A person who loves writing, loves novels, and loves life.Seeking objective truth, hoping for world peace, and wishing for a world without wars.
Interest in George Orwell and his dystopian fiction is high
An array of television screens depicting Orwell, eyeballs and his wife
image: Ben Jones

Wifedom: Mrs Orwell’s Invisible Life. By Anna Funder. Knopf; 464 pages; $32. Viking; £20

Julia. By Sandra Newman. Mariner Books; 400 pages; $30. Granta; £18.99

FEW WRITERS have achieved the cult status of George Orwell. He is so much a part of the collective imagination that John Rodden, an Orwell scholar, goes so far as to call him “the most important writer who ever lived”. He was not the best writer of his time, explains Mr Rodden, author of several books on the writer’s “afterlife”, but his universal recognition, continuous publication and repeated spikes in popularity are “an unprecedented phenomenon rivalled only by Shakespeare himself”.

Orwell’s most celebrated novel, “1984”, tells the story of Winston Smith, an everyman who embarks on a love affair in defiance of the surveillance state led by Big Brother, the supreme leader, whom some believe Orwell modelled after Josef Stalin. With “telescreens” that snoop on citizens, “thought police” enforcers and a system called “doublethink” in which both everything and the opposite are equally true, Orwell’s fiction has been prescient, invoked to describe the ills of nearly every age. “1984” has repeatedly topped English-language bestseller lists, including in 1954 (the year the BBC did a television adaptation), 1984 and 2003 (the centenary of Orwell’s birth). Political events bring Orwell new readers, including Donald Trump’s inauguration in 2017 and fomenting of the riot at America’s Capitol in 2021. After Russia’s invasion of Ukraine last year, “1984” became the most-downloaded electronic fiction book in Russia.

> _GIVEN ENTRIES_
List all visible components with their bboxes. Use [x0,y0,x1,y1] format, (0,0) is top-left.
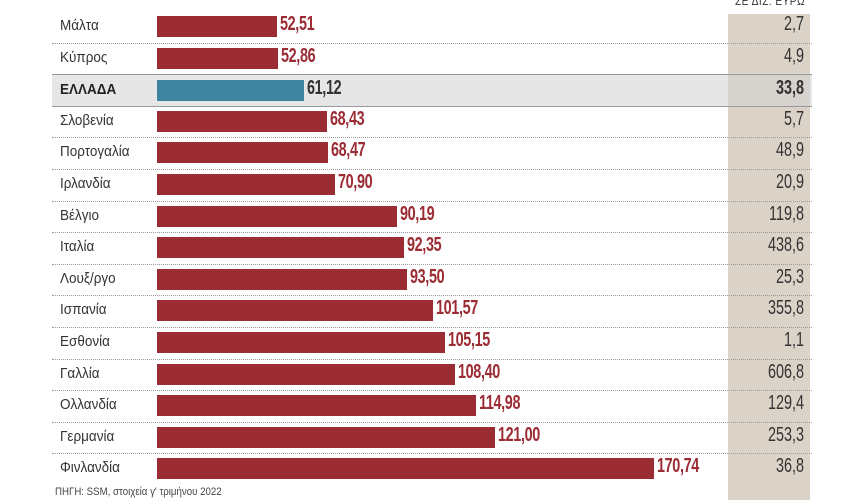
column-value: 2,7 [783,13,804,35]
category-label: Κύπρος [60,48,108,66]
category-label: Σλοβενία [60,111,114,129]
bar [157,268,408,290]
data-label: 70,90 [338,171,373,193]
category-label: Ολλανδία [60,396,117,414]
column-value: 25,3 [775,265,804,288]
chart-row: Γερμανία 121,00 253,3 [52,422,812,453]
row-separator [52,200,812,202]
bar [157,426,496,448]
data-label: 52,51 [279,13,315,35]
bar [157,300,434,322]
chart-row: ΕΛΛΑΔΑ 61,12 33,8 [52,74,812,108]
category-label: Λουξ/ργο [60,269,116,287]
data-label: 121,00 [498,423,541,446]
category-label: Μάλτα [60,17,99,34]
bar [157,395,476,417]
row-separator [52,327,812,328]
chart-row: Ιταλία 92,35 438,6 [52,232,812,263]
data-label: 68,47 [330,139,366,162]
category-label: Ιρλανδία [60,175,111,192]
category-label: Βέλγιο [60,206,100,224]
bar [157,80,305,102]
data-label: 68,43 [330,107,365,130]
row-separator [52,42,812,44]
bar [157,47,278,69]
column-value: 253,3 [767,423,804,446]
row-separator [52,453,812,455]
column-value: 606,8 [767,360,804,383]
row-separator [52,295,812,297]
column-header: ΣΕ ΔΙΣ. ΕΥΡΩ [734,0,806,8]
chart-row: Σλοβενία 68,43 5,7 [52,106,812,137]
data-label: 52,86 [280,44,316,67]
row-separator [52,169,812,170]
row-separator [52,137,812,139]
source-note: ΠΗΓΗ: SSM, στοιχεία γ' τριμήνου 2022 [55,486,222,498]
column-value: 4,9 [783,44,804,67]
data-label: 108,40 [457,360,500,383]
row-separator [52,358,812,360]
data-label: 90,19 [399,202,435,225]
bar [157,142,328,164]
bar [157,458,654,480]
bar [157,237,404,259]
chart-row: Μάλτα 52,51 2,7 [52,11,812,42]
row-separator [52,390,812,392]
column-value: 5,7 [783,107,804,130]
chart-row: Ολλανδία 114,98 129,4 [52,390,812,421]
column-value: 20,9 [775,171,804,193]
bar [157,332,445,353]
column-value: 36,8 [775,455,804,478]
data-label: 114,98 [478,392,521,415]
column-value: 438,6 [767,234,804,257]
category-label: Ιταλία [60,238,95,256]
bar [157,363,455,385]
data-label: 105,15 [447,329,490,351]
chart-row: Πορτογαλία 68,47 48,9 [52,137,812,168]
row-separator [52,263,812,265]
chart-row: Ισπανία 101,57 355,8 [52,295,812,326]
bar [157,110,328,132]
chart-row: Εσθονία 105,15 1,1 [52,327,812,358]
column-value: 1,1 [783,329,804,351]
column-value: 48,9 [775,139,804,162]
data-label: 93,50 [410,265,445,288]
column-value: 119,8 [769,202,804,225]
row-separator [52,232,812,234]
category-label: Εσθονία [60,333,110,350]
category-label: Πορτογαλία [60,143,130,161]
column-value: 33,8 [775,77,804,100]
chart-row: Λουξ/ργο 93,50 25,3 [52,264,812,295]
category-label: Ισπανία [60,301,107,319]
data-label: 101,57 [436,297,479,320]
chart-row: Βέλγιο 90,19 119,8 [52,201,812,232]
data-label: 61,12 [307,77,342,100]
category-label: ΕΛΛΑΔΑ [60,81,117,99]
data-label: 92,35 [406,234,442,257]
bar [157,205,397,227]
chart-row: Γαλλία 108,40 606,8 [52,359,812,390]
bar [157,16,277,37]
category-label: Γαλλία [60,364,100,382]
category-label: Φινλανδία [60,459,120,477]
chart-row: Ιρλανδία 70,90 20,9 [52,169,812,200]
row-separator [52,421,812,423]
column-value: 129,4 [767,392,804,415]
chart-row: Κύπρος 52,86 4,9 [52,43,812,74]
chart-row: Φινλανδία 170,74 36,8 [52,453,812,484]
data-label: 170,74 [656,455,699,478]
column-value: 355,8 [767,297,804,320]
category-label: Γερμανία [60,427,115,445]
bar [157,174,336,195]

> _WHAT TO PRODUCE_
According to the passage on George Orwell, in which years did "1984" top English-language bestseller lists?

> _FULL OUTPUT_
1954, 1984 and 2003.